--- START OF Records shown ---

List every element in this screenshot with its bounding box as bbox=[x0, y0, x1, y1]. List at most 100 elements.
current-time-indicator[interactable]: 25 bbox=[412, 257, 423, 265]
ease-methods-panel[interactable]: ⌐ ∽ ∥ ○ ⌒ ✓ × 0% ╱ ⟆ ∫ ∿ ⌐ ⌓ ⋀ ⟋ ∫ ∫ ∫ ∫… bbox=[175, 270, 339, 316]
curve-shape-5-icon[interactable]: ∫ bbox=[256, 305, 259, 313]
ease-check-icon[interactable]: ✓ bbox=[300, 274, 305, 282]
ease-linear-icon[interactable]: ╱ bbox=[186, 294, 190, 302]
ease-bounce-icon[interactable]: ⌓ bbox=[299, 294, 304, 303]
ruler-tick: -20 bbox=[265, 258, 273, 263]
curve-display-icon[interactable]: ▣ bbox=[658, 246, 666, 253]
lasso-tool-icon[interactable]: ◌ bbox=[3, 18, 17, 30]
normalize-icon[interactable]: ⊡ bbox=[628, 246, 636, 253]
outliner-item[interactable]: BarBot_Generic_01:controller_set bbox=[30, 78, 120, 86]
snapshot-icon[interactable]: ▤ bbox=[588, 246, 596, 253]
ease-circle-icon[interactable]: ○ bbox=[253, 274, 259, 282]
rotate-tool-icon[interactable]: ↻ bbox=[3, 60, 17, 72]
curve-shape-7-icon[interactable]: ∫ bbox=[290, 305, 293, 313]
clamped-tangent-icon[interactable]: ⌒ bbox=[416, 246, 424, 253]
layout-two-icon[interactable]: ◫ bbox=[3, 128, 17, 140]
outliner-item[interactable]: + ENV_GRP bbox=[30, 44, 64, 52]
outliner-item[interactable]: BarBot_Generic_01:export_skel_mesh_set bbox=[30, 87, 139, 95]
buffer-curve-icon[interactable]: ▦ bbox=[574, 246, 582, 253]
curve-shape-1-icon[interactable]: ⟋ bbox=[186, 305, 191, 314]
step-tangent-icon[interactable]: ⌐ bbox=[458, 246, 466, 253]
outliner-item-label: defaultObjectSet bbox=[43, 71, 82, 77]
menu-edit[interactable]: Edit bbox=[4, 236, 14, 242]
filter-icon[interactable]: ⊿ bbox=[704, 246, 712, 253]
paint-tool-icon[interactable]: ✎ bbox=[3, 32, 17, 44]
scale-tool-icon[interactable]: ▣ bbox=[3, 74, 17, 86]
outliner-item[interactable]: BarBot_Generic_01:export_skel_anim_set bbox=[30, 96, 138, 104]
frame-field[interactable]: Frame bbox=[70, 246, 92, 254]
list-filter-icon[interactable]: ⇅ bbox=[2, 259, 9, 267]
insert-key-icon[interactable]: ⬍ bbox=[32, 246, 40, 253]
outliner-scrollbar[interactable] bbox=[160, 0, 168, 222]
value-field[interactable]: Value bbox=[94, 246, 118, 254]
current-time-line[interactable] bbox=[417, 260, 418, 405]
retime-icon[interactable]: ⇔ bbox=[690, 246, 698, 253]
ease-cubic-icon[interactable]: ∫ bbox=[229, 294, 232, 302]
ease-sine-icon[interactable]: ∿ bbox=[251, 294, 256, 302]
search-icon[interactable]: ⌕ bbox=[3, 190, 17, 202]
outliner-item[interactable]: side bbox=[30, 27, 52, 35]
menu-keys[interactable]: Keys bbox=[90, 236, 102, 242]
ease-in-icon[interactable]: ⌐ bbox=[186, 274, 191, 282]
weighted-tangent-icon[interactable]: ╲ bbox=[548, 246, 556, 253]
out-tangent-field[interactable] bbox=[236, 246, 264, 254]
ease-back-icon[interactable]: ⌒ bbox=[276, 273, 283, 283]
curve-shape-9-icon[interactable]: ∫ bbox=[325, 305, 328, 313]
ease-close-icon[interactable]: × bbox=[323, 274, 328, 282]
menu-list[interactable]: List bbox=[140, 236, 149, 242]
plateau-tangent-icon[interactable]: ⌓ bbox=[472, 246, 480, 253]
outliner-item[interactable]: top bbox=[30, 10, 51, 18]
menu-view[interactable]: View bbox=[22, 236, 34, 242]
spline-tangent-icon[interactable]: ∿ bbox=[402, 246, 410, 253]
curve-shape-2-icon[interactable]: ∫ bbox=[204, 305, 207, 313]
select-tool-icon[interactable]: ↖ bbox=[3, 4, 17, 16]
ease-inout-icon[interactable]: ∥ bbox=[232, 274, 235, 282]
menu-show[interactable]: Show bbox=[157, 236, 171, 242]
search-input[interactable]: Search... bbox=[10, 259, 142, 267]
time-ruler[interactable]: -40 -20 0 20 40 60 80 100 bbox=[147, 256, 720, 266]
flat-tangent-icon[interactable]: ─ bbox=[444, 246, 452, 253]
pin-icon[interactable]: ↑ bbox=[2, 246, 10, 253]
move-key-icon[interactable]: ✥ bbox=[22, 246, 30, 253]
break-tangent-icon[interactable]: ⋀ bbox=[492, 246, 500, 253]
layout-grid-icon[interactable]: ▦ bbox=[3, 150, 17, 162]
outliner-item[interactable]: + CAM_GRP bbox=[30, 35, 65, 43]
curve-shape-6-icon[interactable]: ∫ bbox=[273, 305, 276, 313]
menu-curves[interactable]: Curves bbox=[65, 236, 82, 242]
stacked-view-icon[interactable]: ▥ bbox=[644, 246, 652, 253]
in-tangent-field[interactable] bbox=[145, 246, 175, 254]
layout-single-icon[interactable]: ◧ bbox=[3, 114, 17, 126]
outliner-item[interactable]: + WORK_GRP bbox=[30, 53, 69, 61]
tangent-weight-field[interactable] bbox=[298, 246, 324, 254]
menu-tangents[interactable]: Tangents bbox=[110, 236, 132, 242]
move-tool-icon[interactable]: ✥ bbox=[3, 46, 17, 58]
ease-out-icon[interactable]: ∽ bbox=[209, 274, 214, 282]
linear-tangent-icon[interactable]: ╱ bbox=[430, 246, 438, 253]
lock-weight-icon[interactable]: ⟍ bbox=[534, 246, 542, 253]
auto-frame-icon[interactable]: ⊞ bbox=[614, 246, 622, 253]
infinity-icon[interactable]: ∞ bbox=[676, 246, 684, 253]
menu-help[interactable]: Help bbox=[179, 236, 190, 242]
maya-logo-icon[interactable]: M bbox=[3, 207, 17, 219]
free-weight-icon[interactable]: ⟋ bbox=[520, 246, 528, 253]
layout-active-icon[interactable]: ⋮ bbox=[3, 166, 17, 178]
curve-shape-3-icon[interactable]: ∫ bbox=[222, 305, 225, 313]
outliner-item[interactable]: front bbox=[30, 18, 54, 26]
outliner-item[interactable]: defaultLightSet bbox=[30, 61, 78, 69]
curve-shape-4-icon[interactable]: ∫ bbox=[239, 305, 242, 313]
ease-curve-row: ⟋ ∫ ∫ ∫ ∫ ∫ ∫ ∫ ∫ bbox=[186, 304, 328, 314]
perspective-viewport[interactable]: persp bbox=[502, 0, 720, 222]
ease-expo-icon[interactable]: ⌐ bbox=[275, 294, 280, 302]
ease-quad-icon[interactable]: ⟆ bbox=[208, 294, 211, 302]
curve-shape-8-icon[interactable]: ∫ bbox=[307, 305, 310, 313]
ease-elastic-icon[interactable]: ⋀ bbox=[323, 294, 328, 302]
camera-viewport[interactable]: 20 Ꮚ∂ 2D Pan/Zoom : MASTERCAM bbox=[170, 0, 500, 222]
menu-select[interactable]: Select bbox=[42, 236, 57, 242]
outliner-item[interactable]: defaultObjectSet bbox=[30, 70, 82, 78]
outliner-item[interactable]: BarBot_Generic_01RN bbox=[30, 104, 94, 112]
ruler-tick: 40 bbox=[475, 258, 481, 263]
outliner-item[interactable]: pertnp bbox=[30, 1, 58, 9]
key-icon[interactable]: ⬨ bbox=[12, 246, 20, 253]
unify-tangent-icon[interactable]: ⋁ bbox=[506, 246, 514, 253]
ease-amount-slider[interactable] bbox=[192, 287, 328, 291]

--- END OF Records shown ---

> **Stated goal**
Which lines in the items above contain the string "current", with case counting? Filter the items down to those lines and copy each one out.

> **Worked solution**
current-time-indicator[interactable]: 25 bbox=[412, 257, 423, 265]
current-time-line[interactable] bbox=[417, 260, 418, 405]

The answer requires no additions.